Stored data:
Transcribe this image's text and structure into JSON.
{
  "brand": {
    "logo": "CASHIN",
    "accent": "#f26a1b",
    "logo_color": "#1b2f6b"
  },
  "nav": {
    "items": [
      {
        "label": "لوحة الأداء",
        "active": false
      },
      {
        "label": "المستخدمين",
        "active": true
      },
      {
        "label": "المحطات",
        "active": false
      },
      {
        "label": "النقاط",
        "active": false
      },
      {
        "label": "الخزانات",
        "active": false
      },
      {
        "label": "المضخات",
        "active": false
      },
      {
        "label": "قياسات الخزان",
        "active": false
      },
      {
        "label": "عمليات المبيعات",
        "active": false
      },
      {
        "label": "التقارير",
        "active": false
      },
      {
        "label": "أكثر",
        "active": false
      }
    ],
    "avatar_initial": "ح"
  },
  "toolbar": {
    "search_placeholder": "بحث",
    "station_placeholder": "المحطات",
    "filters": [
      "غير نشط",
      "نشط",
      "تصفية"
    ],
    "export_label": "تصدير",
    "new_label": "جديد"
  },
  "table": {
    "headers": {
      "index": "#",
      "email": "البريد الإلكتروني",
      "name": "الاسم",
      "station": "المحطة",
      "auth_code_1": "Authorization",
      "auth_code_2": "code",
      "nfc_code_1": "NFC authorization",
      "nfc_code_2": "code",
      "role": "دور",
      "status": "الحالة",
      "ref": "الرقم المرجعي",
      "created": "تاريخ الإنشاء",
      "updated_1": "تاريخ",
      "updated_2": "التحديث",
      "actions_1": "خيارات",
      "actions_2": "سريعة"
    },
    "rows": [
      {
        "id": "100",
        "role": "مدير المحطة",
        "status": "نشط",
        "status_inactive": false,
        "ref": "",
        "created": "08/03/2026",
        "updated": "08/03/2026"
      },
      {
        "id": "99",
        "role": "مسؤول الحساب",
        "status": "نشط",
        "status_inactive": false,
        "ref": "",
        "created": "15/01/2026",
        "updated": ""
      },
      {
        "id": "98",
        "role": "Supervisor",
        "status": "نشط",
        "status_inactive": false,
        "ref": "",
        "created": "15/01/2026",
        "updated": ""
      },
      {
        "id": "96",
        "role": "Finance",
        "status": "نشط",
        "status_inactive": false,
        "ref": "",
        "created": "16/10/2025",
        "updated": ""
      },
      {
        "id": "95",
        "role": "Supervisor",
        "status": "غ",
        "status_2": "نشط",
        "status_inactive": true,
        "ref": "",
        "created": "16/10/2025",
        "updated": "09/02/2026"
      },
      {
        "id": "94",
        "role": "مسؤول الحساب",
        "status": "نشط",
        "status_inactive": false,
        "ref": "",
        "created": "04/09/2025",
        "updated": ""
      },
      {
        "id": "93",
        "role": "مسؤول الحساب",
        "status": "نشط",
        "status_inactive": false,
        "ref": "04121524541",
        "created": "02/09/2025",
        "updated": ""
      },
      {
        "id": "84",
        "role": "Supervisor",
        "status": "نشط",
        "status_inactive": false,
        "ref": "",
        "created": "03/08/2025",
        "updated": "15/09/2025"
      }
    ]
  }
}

## What you are asked to do
Copy every line from the records above that contains the word "تاريخ".

## Reply
      "created": "تاريخ الإنشاء",
      "updated_1": "تاريخ",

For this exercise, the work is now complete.